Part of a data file
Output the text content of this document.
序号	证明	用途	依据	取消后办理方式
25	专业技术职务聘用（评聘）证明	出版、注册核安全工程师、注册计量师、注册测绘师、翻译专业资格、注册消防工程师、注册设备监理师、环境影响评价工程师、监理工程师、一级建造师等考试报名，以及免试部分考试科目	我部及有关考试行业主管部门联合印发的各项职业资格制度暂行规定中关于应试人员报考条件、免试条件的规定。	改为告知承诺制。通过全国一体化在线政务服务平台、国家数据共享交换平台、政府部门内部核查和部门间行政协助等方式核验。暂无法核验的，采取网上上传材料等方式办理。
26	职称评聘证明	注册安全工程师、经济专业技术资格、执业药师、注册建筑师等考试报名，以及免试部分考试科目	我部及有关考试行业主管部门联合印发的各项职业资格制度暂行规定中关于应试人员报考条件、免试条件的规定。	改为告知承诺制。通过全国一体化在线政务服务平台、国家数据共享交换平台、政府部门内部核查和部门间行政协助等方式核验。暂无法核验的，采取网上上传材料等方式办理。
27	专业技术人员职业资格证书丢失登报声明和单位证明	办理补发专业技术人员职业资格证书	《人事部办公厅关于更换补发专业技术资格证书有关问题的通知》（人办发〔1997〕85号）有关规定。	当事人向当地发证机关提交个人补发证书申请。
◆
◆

--

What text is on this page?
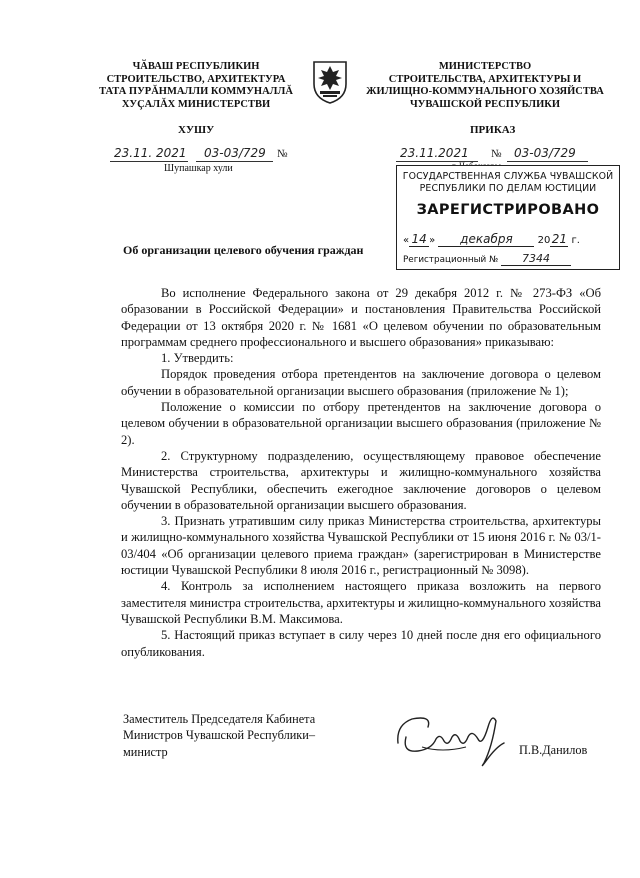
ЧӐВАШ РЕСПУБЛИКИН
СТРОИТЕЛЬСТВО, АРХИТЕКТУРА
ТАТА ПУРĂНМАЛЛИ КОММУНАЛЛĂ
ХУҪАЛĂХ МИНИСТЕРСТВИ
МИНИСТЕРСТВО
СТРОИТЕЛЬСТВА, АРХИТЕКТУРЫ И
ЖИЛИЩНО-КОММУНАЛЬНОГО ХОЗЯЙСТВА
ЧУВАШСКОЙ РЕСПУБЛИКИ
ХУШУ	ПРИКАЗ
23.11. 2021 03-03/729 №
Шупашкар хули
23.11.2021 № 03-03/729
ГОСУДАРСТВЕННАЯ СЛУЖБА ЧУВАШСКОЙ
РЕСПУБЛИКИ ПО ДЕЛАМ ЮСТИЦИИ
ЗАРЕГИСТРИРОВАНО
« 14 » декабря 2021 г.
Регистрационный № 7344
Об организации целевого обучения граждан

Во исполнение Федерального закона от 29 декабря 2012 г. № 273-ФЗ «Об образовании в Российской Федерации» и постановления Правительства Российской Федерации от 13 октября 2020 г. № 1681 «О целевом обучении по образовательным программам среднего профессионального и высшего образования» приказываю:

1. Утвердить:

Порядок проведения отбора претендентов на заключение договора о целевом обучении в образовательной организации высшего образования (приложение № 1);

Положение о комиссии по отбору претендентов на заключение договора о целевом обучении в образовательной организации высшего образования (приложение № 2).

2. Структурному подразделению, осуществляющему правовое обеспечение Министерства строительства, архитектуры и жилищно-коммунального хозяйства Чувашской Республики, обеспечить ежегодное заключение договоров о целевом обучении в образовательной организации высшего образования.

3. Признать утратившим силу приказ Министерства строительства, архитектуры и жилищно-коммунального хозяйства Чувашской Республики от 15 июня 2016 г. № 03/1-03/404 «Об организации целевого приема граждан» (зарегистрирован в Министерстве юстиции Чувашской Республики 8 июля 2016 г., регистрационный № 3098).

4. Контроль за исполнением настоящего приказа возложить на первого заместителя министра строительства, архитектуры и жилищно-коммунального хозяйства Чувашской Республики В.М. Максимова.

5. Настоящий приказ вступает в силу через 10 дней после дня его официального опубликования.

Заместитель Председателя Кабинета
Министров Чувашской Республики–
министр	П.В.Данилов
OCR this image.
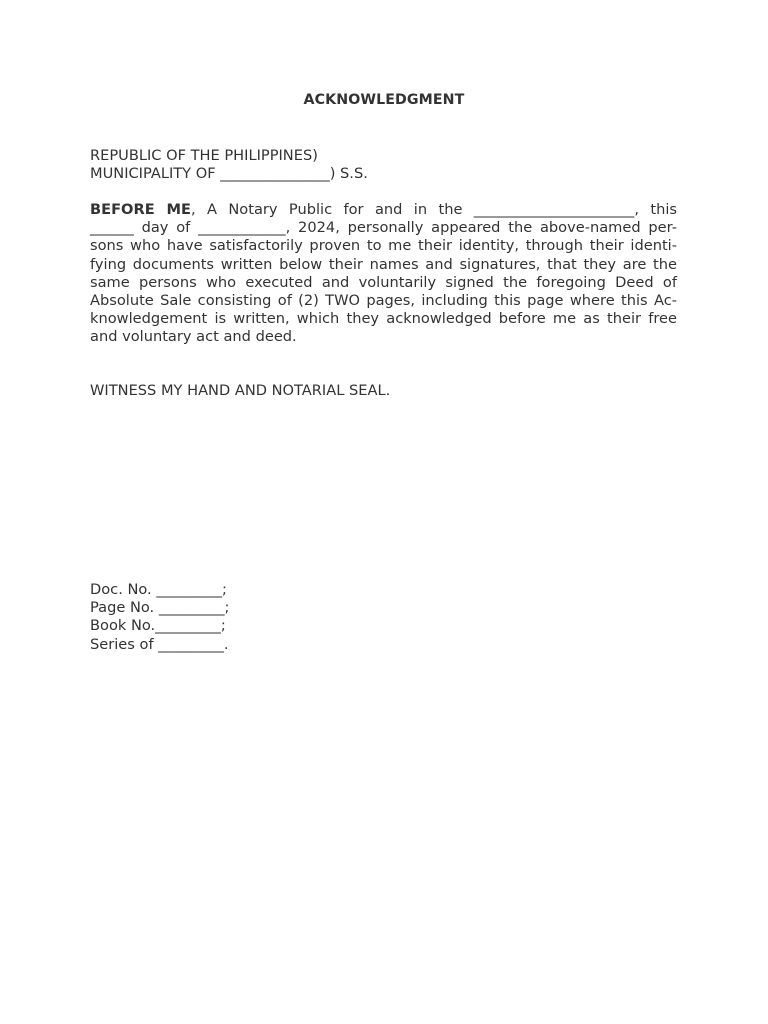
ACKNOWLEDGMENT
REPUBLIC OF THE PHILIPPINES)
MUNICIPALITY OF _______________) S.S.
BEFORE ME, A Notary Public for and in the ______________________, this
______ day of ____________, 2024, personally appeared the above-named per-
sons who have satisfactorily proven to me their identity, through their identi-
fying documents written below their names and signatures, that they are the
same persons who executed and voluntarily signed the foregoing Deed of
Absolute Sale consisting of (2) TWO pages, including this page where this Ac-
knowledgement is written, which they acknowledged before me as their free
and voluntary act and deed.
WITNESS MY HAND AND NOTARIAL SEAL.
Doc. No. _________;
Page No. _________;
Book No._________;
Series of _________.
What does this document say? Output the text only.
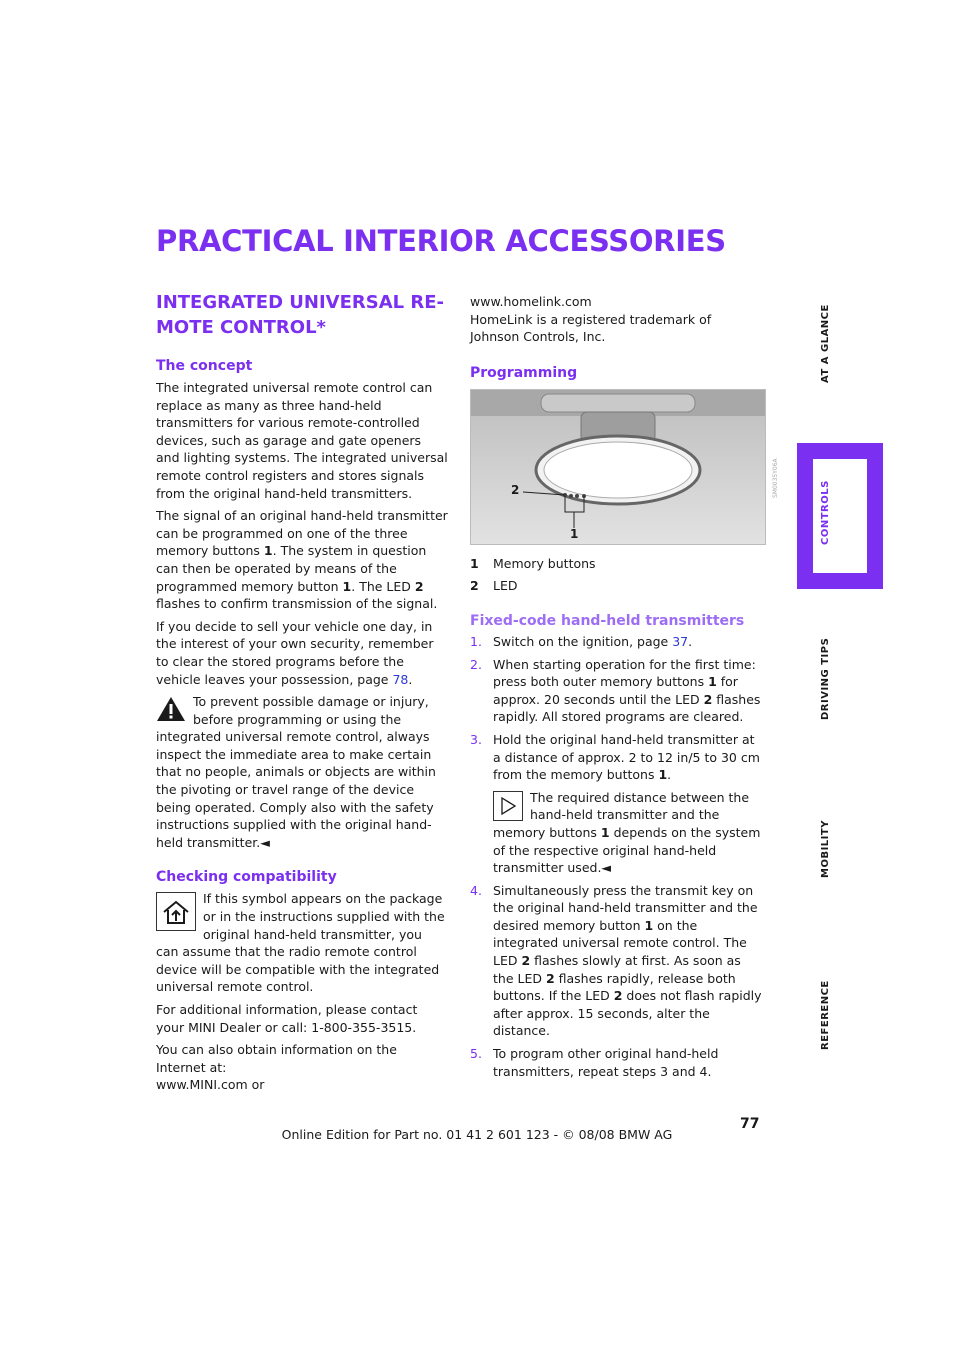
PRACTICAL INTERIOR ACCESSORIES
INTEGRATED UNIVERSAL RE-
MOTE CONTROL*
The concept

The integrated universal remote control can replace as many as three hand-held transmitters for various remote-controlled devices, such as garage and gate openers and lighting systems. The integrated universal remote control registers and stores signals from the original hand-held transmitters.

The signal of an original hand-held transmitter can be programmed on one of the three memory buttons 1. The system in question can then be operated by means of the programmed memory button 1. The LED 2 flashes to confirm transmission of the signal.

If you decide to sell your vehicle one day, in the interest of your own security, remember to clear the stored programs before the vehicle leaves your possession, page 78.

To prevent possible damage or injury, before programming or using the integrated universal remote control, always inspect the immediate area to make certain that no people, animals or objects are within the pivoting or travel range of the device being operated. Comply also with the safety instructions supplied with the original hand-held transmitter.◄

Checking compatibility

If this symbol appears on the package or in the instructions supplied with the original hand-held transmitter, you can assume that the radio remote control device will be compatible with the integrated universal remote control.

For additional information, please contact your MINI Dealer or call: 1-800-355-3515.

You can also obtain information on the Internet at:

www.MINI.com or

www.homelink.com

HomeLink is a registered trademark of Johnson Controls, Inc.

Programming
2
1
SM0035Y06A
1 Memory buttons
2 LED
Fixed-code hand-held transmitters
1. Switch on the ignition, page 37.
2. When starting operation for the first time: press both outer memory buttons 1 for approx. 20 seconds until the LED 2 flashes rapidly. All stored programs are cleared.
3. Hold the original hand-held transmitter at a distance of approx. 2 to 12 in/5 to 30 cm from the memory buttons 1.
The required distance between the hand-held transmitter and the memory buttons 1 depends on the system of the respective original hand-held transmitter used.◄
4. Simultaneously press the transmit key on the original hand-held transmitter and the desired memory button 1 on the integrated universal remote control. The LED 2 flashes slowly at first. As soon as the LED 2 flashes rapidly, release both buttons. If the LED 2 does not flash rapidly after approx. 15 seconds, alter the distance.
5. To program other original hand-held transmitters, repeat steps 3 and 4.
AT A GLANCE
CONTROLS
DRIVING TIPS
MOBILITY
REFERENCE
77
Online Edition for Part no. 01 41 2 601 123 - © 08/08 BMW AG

* * *

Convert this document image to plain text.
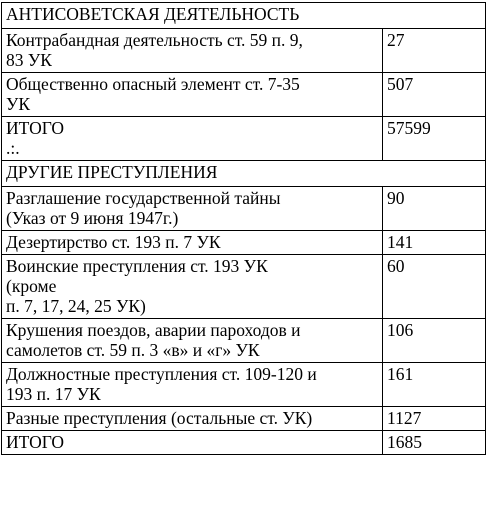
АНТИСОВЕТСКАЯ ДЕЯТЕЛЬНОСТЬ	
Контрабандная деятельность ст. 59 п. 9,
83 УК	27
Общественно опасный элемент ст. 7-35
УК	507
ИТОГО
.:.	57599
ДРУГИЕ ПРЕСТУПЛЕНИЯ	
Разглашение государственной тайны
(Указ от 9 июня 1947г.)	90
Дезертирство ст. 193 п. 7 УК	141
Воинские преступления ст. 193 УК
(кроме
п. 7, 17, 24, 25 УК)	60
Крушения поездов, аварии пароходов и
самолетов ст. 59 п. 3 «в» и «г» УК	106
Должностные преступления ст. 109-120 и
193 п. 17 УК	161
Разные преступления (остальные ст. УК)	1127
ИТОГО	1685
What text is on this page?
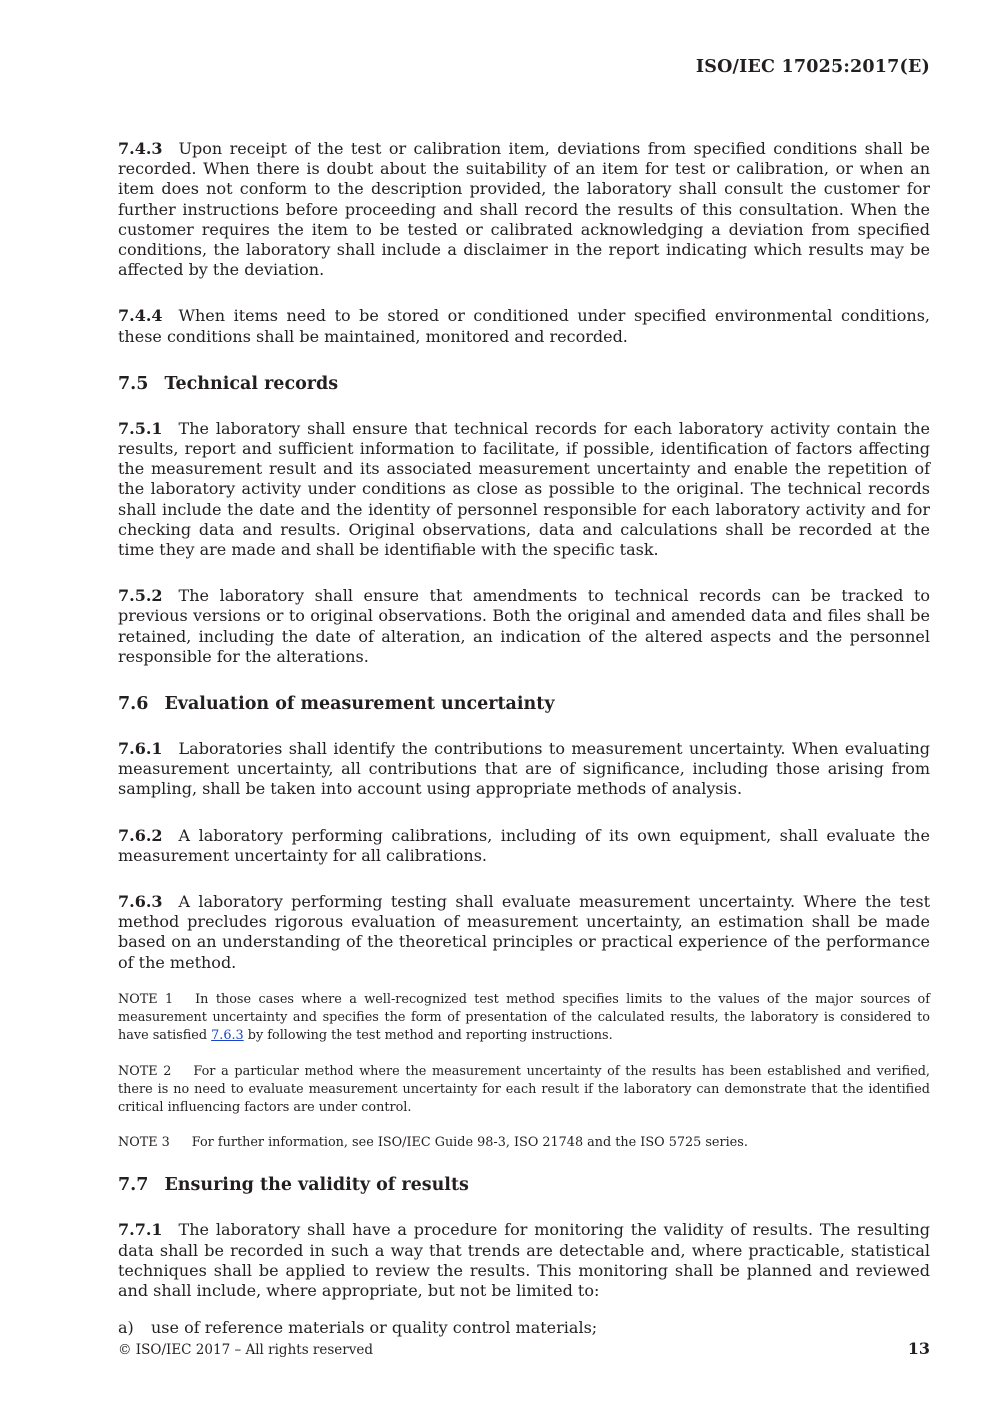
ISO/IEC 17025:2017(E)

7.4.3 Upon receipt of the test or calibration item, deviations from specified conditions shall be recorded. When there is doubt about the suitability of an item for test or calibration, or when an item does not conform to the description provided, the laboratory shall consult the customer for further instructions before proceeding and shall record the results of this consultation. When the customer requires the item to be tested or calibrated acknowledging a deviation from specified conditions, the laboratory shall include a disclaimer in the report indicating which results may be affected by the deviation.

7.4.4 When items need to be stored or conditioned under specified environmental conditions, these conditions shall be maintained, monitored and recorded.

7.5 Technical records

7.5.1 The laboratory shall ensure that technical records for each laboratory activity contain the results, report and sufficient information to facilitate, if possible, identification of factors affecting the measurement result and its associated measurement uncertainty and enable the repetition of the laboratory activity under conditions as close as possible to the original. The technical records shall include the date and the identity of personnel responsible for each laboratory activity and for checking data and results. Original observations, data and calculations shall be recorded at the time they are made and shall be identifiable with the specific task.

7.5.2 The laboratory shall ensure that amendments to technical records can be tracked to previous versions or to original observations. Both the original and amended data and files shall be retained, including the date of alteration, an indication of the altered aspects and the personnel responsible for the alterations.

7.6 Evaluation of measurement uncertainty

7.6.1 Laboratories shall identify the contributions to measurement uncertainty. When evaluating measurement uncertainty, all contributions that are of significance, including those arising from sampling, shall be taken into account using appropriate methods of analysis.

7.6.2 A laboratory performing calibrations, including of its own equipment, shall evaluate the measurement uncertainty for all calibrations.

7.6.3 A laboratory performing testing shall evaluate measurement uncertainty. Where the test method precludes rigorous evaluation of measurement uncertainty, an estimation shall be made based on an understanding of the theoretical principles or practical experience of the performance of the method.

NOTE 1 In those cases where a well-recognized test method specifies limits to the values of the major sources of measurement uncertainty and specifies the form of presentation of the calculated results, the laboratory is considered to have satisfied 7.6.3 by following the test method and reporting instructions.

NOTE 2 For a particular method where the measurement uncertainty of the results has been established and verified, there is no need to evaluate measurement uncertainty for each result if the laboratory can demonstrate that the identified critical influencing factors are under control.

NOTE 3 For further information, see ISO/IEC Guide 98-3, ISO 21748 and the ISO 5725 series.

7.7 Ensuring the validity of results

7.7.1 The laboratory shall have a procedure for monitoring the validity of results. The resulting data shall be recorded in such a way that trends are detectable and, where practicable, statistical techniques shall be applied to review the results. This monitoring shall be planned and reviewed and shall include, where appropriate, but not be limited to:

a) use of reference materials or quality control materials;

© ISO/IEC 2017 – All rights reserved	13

Task instructions: Copy down every line of the entries containing the word "written".

Result of the task:
fying documents written below their names and signatures, that they are the
knowledgement is written, which they acknowledged before me as their free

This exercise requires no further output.